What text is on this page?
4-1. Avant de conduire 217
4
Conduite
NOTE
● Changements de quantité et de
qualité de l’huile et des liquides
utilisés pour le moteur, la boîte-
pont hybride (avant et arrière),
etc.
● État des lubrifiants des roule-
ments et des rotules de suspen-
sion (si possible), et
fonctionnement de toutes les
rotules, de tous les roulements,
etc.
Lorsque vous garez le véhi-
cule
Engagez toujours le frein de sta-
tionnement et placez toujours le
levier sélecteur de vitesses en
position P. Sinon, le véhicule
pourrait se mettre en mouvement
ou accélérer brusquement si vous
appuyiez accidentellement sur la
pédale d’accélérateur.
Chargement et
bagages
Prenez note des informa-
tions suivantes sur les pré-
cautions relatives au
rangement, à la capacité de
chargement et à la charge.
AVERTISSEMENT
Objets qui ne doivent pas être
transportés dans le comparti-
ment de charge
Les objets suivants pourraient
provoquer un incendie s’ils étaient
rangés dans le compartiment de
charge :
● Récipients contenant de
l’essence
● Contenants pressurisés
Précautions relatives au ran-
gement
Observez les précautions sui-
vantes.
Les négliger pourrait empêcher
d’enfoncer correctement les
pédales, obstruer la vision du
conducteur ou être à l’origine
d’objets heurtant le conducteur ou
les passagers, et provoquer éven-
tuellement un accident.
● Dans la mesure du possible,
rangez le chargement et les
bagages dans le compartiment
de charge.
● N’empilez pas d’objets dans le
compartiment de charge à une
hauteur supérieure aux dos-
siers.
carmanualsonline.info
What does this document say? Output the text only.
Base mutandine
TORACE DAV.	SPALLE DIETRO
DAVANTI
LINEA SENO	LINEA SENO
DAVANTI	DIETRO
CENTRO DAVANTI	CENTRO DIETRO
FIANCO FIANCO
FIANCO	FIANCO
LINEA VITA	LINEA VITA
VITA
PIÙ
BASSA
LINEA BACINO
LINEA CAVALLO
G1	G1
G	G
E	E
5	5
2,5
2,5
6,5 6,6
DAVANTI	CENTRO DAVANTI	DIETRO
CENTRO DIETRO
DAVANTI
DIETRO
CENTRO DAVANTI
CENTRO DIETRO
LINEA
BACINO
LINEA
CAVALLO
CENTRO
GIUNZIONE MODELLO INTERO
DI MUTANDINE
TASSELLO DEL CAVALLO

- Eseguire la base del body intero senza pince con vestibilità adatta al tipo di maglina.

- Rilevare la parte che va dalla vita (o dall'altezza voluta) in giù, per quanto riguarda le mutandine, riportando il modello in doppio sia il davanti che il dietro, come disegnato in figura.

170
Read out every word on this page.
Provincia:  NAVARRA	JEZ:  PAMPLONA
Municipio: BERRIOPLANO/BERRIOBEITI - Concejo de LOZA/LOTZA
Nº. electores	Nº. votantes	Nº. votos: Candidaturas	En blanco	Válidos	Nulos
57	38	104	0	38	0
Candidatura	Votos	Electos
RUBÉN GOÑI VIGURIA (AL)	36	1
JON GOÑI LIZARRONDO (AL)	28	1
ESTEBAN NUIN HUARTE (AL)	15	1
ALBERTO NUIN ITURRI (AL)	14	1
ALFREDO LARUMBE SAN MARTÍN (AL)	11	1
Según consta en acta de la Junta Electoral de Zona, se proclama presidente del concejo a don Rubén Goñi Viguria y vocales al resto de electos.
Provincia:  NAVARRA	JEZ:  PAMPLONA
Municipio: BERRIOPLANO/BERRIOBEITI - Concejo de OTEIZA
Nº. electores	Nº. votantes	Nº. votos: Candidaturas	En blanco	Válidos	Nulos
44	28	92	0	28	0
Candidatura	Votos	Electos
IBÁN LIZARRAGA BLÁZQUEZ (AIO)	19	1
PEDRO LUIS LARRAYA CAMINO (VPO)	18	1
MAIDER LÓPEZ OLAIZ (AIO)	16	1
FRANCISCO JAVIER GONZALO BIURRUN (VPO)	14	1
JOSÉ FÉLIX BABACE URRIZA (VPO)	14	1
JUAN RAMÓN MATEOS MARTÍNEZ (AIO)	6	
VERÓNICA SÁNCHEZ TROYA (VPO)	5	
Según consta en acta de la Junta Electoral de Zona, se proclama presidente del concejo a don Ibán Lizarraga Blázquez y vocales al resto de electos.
········
**TO BE DONE**
Reproduce the listing above word for word.

**THE RESPONSE**
What text is on this page?
4-1. Avant de conduire 217
4
Conduite
NOTE
● Changements de quantité et de
qualité de l’huile et des liquides
utilisés pour le moteur, la boîte-
pont hybride (avant et arrière),
etc.
● État des lubrifiants des roule-
ments et des rotules de suspen-
sion (si possible), et
fonctionnement de toutes les
rotules, de tous les roulements,
etc.
Lorsque vous garez le véhi-
cule
Engagez toujours le frein de sta-
tionnement et placez toujours le
levier sélecteur de vitesses en
position P. Sinon, le véhicule
pourrait se mettre en mouvement
ou accélérer brusquement si vous
appuyiez accidentellement sur la
pédale d’accélérateur.
Chargement et
bagages
Prenez note des informa-
tions suivantes sur les pré-
cautions relatives au
rangement, à la capacité de
chargement et à la charge.
AVERTISSEMENT
Objets qui ne doivent pas être
transportés dans le comparti-
ment de charge
Les objets suivants pourraient
provoquer un incendie s’ils étaient
rangés dans le compartiment de
charge :
● Récipients contenant de
l’essence
● Contenants pressurisés
Précautions relatives au ran-
gement
Observez les précautions sui-
vantes.
Les négliger pourrait empêcher
d’enfoncer correctement les
pédales, obstruer la vision du
conducteur ou être à l’origine
d’objets heurtant le conducteur ou
les passagers, et provoquer éven-
tuellement un accident.
● Dans la mesure du possible,
rangez le chargement et les
bagages dans le compartiment
de charge.
● N’empilez pas d’objets dans le
compartiment de charge à une
hauteur supérieure aux dos-
siers.
carmanualsonline.info
What does this document say? Output the text only.
Base mutandine
TORACE DAV.	SPALLE DIETRO
DAVANTI
LINEA SENO	LINEA SENO
DAVANTI	DIETRO
CENTRO DAVANTI	CENTRO DIETRO
FIANCO FIANCO
FIANCO	FIANCO
LINEA VITA	LINEA VITA
VITA
PIÙ
BASSA
LINEA BACINO
LINEA CAVALLO
G1	G1
G	G
E	E
5	5
2,5
2,5
6,5 6,6
DAVANTI	CENTRO DAVANTI	DIETRO
CENTRO DIETRO
DAVANTI
DIETRO
CENTRO DAVANTI
CENTRO DIETRO
LINEA
BACINO
LINEA
CAVALLO
CENTRO
GIUNZIONE MODELLO INTERO
DI MUTANDINE
TASSELLO DEL CAVALLO

- Eseguire la base del body intero senza pince con vestibilità adatta al tipo di maglina.

- Rilevare la parte che va dalla vita (o dall'altezza voluta) in giù, per quanto riguarda le mutandine, riportando il modello in doppio sia il davanti che il dietro, come disegnato in figura.

170
Read out every word on this page.
Provincia:  NAVARRA	JEZ:  PAMPLONA
Municipio: BERRIOPLANO/BERRIOBEITI - Concejo de LOZA/LOTZA
Nº. electores	Nº. votantes	Nº. votos: Candidaturas	En blanco	Válidos	Nulos
57	38	104	0	38	0
Candidatura	Votos	Electos
RUBÉN GOÑI VIGURIA (AL)	36	1
JON GOÑI LIZARRONDO (AL)	28	1
ESTEBAN NUIN HUARTE (AL)	15	1
ALBERTO NUIN ITURRI (AL)	14	1
ALFREDO LARUMBE SAN MARTÍN (AL)	11	1
Según consta en acta de la Junta Electoral de Zona, se proclama presidente del concejo a don Rubén Goñi Viguria y vocales al resto de electos.
Provincia:  NAVARRA	JEZ:  PAMPLONA
Municipio: BERRIOPLANO/BERRIOBEITI - Concejo de OTEIZA
Nº. electores	Nº. votantes	Nº. votos: Candidaturas	En blanco	Válidos	Nulos
44	28	92	0	28	0
Candidatura	Votos	Electos
IBÁN LIZARRAGA BLÁZQUEZ (AIO)	19	1
PEDRO LUIS LARRAYA CAMINO (VPO)	18	1
MAIDER LÓPEZ OLAIZ (AIO)	16	1
FRANCISCO JAVIER GONZALO BIURRUN (VPO)	14	1
JOSÉ FÉLIX BABACE URRIZA (VPO)	14	1
JUAN RAMÓN MATEOS MARTÍNEZ (AIO)	6	
VERÓNICA SÁNCHEZ TROYA (VPO)	5	
Según consta en acta de la Junta Electoral de Zona, se proclama presidente del concejo a don Ibán Lizarraga Blázquez y vocales al resto de electos.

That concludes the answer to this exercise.